(GIVEN TASK)
Your task is to copy each line that has the word "type".

(DATA LINES)
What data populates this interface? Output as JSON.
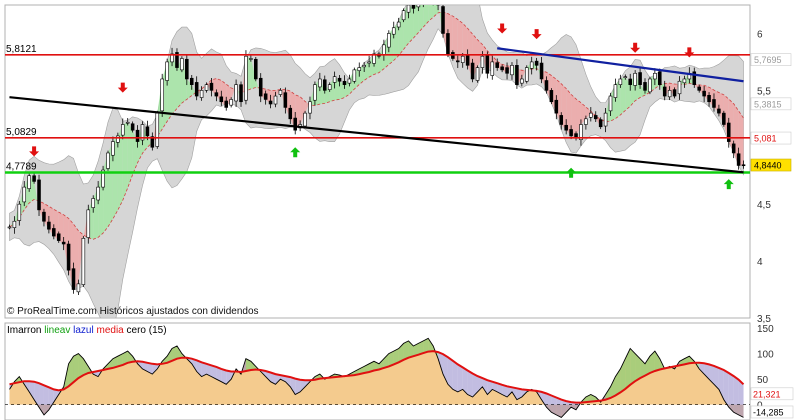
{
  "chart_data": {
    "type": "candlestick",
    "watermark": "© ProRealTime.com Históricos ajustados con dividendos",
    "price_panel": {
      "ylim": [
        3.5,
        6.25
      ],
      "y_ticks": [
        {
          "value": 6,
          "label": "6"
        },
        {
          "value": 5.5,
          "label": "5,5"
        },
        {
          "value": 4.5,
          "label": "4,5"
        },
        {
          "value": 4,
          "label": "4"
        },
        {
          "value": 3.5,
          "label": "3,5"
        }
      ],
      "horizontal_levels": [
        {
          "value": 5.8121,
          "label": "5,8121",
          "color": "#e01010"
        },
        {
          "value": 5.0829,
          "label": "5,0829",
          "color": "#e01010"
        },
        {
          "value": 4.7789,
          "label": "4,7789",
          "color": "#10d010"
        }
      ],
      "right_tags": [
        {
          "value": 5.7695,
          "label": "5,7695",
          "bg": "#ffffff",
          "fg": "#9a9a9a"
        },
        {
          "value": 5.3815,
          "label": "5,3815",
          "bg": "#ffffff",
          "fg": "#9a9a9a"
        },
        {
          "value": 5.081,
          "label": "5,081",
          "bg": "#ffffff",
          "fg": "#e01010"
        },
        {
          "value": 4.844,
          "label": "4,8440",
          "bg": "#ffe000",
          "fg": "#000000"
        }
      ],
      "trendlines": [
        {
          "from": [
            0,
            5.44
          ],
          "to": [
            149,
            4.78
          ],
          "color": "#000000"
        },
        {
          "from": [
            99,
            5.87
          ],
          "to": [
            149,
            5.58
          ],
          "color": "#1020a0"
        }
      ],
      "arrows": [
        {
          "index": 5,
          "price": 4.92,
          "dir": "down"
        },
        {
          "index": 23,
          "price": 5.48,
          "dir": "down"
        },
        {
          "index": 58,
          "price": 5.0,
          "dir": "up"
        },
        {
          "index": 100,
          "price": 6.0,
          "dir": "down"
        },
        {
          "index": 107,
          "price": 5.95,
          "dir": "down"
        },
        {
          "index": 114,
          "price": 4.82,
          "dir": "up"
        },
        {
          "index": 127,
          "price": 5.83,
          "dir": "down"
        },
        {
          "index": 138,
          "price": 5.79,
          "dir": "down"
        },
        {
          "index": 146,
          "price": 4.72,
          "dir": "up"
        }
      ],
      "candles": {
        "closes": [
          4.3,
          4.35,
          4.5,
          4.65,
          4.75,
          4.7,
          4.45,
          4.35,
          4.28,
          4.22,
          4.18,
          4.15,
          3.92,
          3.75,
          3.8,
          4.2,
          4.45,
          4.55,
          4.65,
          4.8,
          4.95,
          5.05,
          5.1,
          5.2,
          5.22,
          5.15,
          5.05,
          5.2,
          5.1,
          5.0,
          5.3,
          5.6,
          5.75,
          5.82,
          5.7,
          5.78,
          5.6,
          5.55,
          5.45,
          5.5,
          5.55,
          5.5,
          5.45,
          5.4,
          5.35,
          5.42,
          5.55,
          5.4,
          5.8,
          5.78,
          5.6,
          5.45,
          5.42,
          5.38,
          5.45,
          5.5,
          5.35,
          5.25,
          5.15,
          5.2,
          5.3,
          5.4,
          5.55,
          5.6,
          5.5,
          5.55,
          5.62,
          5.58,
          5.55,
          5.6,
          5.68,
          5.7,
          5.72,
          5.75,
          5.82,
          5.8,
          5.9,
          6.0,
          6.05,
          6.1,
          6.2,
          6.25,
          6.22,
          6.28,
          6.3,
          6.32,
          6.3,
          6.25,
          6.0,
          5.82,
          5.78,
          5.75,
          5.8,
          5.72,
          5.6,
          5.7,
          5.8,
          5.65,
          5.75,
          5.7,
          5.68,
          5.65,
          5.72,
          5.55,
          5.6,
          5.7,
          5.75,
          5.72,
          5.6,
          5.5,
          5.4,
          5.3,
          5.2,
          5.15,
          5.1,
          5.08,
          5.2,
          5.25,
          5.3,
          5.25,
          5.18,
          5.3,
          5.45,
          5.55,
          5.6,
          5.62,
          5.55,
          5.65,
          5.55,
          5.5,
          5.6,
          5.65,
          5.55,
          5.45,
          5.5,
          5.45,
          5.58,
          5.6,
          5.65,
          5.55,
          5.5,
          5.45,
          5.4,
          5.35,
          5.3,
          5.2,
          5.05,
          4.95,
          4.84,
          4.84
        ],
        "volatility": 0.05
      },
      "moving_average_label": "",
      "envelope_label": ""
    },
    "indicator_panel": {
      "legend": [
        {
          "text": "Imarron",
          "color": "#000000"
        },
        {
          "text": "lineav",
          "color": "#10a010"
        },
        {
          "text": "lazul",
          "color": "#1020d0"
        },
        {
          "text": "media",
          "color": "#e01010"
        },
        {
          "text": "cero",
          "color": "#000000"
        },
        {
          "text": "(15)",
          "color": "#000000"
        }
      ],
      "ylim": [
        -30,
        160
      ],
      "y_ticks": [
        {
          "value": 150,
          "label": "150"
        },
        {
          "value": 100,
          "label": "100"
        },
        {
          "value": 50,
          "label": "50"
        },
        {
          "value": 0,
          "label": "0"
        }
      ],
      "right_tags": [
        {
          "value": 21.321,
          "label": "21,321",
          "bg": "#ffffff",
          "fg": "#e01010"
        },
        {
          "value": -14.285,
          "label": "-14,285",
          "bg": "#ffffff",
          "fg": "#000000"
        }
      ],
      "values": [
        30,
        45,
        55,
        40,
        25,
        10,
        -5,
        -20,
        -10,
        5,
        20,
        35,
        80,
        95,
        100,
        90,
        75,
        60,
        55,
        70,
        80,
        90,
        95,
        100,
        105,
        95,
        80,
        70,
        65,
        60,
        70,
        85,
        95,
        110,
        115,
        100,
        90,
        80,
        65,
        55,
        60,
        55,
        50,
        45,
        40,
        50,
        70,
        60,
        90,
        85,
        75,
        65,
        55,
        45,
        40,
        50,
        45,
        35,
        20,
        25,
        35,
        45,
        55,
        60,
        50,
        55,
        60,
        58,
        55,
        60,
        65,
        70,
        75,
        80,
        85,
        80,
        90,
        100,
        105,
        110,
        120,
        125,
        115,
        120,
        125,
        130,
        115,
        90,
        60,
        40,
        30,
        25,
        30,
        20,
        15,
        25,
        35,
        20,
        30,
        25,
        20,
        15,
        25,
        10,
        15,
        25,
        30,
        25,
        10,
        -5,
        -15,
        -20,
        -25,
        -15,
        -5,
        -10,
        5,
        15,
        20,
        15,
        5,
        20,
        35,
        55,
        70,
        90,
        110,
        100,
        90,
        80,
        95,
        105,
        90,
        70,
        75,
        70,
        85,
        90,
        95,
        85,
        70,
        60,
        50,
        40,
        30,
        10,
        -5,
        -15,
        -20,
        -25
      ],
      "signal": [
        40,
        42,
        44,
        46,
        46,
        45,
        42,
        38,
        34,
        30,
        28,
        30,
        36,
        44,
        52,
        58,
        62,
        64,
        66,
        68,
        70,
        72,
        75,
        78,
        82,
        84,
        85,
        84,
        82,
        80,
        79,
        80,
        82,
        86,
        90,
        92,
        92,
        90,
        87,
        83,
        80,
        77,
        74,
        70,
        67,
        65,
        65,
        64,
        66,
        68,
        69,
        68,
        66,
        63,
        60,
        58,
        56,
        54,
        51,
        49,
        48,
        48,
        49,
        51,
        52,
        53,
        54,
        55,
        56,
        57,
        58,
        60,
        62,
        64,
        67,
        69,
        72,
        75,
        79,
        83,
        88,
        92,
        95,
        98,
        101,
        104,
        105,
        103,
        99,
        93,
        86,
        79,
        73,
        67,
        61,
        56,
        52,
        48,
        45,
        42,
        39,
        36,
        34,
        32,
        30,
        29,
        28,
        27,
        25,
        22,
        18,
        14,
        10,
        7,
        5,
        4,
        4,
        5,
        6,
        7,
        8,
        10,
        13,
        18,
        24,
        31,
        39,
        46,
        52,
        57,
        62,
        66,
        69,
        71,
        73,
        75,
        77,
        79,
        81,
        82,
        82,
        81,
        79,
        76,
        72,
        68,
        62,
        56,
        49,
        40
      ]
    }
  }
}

* * *

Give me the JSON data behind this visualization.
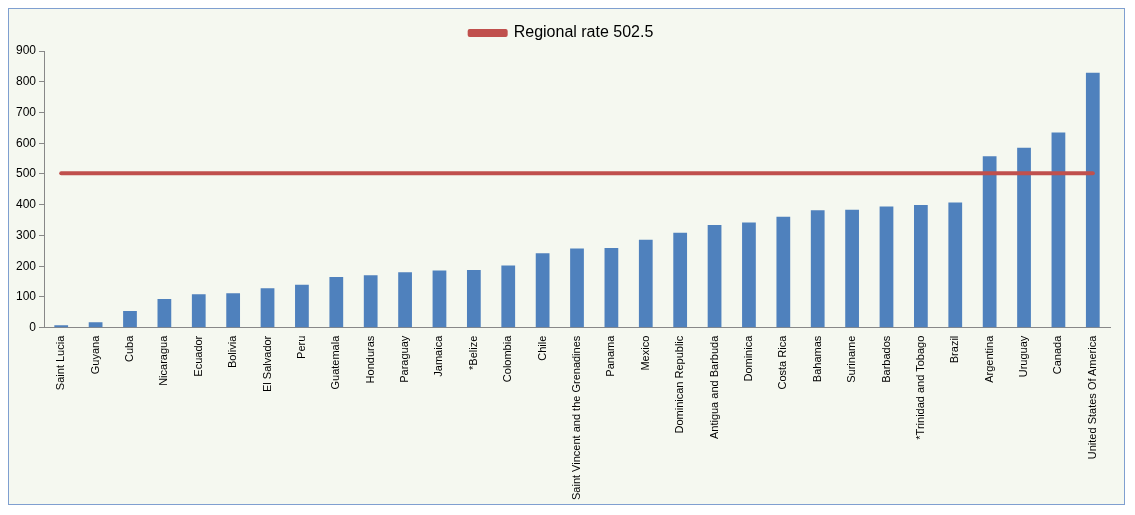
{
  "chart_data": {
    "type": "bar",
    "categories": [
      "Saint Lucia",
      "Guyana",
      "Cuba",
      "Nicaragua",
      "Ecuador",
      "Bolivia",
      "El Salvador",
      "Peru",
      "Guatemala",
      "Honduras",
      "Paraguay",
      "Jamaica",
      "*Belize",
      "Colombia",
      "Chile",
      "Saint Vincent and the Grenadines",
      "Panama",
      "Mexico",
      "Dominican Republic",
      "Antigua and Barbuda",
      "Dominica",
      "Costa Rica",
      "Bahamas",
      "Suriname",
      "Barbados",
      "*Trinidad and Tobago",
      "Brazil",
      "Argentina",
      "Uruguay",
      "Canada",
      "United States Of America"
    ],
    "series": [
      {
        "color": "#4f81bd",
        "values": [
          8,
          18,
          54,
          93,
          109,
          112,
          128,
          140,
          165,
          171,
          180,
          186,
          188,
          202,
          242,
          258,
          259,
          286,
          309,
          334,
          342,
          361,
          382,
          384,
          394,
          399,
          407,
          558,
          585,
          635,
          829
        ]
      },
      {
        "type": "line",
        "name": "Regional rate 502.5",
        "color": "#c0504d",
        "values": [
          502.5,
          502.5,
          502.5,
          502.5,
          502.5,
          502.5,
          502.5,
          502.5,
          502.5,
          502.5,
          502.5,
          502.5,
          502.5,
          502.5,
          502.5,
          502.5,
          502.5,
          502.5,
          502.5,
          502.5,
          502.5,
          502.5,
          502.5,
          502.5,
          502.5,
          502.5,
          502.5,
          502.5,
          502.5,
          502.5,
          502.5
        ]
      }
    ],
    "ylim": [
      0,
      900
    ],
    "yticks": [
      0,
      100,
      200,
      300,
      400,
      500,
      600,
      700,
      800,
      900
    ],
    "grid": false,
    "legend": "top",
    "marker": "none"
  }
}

(OUTPUT OF THE TASK)
    "type": "candlestick",
    "type": "bar",
        "type": "line",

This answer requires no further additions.